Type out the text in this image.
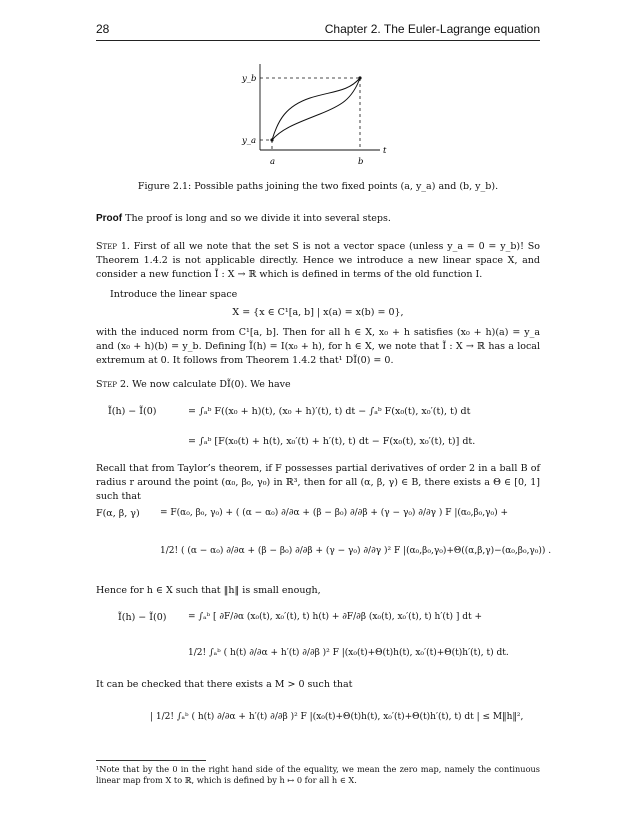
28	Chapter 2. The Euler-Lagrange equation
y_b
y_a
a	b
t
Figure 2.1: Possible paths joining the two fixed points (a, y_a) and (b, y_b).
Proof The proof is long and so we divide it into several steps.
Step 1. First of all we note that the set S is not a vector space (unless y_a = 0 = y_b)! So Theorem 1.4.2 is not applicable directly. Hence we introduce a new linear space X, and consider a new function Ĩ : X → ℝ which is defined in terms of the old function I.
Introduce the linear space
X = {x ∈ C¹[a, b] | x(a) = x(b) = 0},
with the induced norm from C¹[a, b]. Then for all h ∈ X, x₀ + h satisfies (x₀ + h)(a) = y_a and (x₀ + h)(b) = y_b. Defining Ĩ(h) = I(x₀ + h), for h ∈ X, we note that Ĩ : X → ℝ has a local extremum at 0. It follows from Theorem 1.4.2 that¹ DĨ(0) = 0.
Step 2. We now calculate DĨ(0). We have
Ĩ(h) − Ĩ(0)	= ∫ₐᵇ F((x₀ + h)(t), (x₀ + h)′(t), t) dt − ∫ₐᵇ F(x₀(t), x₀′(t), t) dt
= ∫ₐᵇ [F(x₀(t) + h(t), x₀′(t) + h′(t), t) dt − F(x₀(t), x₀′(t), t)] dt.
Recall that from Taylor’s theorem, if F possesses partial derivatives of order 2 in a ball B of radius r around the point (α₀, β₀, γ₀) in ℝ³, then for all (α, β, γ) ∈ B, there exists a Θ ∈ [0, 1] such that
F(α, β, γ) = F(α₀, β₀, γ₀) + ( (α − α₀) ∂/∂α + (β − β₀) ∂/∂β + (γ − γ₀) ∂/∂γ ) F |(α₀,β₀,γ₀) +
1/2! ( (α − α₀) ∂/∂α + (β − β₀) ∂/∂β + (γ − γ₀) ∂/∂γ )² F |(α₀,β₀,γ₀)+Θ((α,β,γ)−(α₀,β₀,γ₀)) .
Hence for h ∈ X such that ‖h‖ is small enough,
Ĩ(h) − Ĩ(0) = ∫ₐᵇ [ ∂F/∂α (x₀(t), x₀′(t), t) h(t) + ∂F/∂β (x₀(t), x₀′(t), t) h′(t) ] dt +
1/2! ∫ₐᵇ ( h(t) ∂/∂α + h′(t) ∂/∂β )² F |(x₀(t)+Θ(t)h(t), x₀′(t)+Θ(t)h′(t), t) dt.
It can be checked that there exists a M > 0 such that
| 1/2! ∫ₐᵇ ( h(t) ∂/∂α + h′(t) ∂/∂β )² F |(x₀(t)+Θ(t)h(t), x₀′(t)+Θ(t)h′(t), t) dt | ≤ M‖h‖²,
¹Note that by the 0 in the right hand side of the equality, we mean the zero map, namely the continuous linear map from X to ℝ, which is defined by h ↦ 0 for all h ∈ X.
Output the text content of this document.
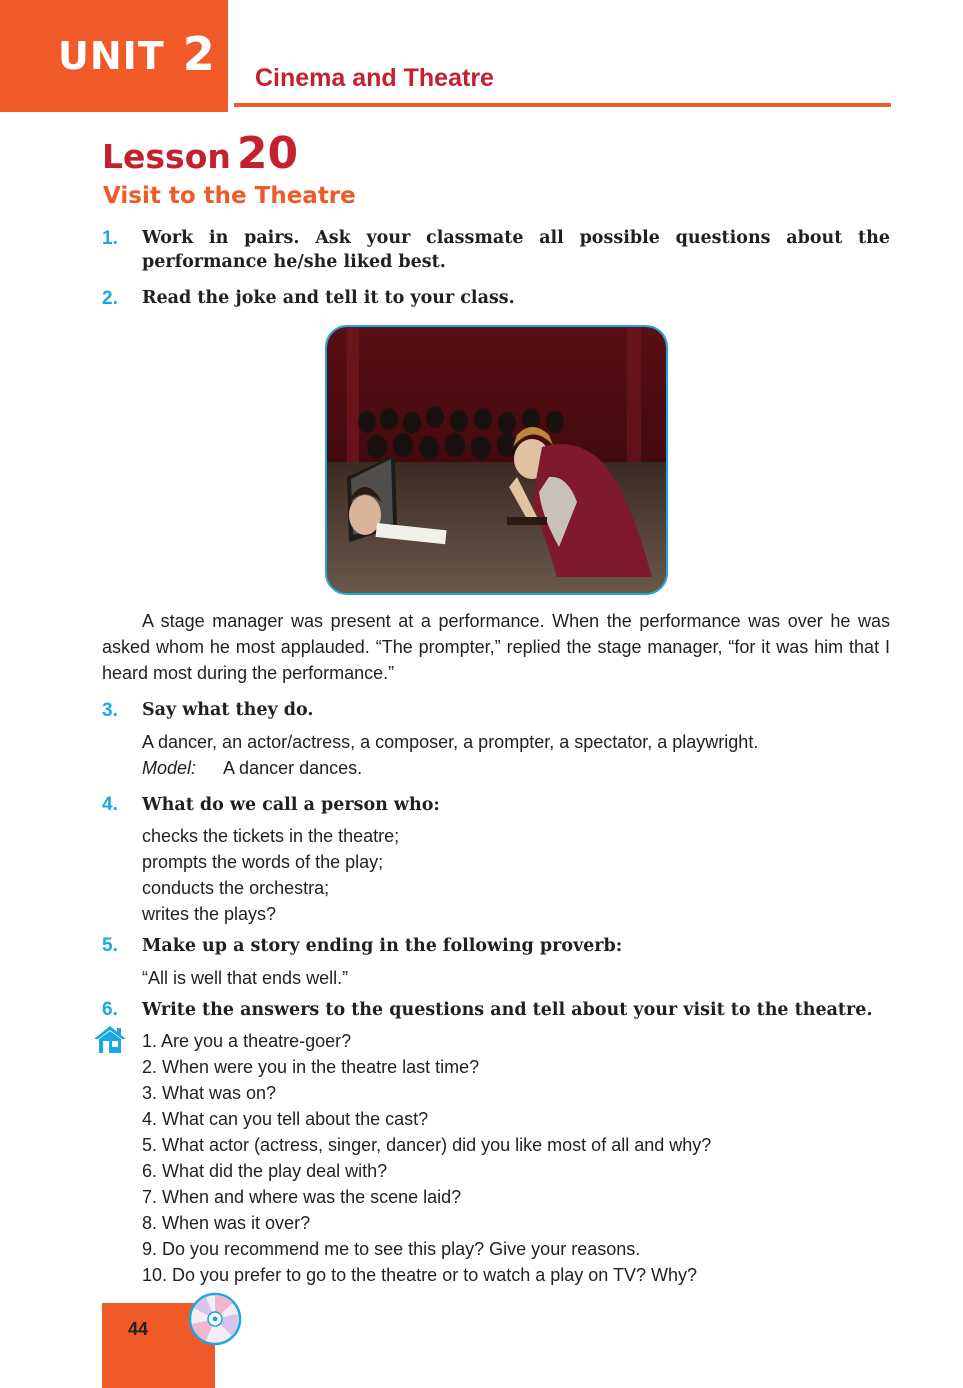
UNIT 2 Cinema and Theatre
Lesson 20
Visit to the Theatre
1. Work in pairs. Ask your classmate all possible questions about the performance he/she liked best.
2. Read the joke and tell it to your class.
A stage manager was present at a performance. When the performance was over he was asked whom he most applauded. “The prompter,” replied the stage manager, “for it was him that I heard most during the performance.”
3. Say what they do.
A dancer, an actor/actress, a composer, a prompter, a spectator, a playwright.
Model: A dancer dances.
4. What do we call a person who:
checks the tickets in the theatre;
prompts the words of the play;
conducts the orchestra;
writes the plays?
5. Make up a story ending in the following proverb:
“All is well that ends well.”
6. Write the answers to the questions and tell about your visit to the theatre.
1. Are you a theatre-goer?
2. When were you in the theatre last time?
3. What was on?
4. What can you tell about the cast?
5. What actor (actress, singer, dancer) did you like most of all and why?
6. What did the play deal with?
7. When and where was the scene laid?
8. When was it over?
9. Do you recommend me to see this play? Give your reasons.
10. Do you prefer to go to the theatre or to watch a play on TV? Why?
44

- - - - - - -

> [EXERCISE BRIEF]
Which lines contain "such"? Show each of them.

> [ANSWER TO THIS EXERCISE]
Recall that from Taylor’s theorem, if F possesses partial derivatives of order 2 in a ball B of radius r around the point (α₀, β₀, γ₀) in ℝ³, then for all (α, β, γ) ∈ B, there exists a Θ ∈ [0, 1] such that
Hence for h ∈ X such that ‖h‖ is small enough,
It can be checked that there exists a M > 0 such that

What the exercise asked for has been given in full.